─── Given data

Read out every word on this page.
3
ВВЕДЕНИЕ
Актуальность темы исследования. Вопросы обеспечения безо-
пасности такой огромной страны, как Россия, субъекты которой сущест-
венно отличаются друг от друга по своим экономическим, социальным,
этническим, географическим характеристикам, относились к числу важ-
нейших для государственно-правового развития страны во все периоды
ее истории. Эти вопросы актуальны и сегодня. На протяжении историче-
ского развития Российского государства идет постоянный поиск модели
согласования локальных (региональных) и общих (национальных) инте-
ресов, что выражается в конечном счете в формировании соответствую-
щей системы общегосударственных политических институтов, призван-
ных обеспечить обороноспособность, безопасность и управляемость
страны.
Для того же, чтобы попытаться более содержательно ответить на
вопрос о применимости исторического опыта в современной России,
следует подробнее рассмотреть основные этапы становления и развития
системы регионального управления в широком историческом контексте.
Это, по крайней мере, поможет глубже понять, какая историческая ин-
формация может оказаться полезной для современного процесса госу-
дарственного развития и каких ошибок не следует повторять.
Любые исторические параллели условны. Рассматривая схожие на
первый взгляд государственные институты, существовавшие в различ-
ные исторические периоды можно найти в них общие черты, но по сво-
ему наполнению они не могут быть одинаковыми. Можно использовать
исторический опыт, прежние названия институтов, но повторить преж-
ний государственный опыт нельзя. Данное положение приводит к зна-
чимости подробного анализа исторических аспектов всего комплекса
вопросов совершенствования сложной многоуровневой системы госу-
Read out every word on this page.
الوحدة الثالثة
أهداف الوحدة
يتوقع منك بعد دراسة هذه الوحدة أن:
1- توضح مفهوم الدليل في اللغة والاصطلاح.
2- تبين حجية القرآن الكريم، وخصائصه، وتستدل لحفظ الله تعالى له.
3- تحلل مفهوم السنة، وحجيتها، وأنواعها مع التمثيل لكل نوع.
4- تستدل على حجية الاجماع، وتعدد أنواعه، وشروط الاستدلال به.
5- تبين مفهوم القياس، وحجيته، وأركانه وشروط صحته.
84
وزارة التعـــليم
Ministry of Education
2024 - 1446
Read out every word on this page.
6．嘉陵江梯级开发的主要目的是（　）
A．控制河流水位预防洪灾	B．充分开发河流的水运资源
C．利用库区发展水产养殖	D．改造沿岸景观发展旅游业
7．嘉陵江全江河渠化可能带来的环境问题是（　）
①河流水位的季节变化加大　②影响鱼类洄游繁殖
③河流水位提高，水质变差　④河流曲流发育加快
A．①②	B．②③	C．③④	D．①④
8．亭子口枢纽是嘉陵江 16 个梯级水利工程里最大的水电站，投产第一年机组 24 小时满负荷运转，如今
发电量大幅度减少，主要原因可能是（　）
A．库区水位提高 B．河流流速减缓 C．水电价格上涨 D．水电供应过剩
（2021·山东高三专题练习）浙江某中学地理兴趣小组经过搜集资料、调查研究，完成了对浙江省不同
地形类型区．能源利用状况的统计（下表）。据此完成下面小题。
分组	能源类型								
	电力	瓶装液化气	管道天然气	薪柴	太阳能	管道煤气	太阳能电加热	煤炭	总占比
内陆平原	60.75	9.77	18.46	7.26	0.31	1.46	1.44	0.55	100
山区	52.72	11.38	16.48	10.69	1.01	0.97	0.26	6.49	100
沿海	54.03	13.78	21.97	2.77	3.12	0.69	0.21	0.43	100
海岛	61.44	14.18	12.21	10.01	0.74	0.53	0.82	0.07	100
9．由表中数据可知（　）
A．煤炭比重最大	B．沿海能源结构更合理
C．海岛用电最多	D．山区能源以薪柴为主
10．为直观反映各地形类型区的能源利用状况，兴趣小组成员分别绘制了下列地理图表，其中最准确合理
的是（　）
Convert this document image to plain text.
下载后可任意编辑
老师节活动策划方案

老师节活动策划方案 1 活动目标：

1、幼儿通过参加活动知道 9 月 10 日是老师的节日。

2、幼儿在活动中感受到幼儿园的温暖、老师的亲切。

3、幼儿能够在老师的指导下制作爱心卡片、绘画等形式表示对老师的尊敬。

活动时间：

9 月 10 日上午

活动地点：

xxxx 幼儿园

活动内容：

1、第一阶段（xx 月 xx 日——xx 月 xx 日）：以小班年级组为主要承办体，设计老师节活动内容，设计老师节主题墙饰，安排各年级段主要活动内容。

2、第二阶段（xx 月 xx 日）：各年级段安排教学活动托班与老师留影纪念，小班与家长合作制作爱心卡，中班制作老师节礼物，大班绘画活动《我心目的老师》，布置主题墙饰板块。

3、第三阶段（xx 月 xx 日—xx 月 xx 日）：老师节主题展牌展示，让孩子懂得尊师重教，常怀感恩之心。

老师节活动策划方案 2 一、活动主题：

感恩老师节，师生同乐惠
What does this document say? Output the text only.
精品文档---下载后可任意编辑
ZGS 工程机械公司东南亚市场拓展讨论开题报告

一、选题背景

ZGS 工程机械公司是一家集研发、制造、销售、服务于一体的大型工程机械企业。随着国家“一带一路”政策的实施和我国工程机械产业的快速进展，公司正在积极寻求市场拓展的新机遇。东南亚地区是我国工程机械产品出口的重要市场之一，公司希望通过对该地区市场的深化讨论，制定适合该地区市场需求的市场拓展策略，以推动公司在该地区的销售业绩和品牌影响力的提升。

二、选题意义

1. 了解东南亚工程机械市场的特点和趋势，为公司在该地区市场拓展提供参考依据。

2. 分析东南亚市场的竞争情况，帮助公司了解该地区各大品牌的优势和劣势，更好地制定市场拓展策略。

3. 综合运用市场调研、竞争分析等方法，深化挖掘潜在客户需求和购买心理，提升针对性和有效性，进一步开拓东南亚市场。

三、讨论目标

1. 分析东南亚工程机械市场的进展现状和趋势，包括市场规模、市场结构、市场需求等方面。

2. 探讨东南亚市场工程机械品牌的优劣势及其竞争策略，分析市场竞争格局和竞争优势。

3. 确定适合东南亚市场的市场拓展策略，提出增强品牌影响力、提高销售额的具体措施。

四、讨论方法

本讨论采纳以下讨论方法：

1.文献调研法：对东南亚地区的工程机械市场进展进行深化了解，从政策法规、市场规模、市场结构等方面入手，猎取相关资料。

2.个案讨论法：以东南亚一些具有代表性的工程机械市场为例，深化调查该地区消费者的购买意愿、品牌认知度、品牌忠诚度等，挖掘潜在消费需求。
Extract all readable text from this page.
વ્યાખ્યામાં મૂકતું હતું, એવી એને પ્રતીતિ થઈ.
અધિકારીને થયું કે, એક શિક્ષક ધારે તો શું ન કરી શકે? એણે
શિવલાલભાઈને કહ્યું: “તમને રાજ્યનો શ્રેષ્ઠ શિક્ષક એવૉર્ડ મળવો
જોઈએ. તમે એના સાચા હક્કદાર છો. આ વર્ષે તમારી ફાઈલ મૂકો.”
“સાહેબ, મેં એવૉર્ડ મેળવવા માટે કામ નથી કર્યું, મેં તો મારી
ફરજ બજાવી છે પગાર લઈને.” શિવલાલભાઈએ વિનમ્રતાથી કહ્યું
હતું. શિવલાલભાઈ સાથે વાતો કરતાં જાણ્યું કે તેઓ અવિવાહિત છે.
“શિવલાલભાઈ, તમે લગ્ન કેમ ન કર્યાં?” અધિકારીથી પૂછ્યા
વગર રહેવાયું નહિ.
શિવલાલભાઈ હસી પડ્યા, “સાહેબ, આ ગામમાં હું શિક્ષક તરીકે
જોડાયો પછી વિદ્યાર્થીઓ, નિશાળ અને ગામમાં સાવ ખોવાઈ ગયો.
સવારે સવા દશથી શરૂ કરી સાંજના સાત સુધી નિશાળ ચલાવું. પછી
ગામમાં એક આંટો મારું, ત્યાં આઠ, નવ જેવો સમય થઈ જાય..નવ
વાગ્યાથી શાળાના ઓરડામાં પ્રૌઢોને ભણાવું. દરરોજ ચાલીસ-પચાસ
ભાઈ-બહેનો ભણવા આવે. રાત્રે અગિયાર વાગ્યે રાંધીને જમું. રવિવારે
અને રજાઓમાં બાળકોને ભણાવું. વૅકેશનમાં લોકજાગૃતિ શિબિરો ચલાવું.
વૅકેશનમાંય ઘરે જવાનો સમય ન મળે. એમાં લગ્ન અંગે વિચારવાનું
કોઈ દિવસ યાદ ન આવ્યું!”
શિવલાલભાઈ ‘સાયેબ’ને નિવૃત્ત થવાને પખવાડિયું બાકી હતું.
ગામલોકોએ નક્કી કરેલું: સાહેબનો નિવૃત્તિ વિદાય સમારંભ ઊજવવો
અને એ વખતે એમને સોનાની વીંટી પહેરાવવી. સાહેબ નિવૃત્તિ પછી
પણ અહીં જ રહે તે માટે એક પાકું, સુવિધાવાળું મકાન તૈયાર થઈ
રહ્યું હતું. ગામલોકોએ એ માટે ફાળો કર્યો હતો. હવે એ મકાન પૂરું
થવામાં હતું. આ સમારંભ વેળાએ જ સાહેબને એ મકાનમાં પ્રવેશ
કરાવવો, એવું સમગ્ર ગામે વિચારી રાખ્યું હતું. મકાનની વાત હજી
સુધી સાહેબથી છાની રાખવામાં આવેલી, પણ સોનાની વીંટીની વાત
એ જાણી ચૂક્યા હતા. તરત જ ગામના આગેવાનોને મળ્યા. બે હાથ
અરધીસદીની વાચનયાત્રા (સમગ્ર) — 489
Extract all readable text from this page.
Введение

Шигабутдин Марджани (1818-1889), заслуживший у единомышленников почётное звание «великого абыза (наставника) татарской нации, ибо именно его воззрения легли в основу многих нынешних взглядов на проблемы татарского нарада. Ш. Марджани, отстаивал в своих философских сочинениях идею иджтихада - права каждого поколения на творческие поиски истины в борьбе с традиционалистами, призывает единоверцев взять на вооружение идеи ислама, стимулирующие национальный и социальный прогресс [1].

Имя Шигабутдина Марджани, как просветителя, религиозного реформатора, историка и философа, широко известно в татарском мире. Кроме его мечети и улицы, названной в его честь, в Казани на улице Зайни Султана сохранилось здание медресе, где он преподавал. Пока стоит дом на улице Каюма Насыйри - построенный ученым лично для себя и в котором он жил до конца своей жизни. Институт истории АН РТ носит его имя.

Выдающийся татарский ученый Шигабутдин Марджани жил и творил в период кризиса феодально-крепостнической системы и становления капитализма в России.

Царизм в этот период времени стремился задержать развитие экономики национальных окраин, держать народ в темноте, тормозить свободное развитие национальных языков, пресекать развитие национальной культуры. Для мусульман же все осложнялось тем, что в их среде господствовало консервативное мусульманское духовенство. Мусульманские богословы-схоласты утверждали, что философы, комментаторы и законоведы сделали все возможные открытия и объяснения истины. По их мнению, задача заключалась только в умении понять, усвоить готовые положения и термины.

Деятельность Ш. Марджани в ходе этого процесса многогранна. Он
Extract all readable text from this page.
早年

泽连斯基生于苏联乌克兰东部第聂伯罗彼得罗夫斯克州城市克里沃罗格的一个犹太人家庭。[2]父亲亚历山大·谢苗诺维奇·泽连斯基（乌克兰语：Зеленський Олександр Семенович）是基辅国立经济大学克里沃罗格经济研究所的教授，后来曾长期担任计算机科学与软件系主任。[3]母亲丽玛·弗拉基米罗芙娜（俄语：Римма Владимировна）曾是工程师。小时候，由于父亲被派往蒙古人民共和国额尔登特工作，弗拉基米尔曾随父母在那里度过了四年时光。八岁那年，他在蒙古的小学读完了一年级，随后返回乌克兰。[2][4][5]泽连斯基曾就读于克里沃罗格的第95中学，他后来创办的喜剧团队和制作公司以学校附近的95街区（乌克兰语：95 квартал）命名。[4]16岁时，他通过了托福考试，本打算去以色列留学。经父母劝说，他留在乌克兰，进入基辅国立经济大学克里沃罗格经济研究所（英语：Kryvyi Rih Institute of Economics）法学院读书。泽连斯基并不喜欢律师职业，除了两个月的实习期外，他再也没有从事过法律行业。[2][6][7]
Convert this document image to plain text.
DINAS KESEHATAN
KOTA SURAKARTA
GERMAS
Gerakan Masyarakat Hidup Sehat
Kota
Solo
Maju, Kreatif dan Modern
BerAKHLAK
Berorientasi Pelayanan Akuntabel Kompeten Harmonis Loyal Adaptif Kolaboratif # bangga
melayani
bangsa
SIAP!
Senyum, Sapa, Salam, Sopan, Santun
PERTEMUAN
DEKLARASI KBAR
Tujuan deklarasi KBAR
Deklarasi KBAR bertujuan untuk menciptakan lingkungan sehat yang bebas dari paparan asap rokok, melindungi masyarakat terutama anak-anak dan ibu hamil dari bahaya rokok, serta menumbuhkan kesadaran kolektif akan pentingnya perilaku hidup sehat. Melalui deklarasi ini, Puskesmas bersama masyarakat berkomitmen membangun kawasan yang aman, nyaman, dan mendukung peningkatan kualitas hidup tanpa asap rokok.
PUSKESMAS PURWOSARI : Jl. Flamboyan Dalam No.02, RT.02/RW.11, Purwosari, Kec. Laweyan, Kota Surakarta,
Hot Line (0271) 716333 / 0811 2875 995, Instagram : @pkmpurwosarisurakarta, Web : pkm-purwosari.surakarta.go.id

──────

Your task is to list each line of the records with the word "периоды".

Exercise result >>
нейших для государственно-правового развития страны во все периоды
ные исторические периоды можно найти в них общие черты, но по сво-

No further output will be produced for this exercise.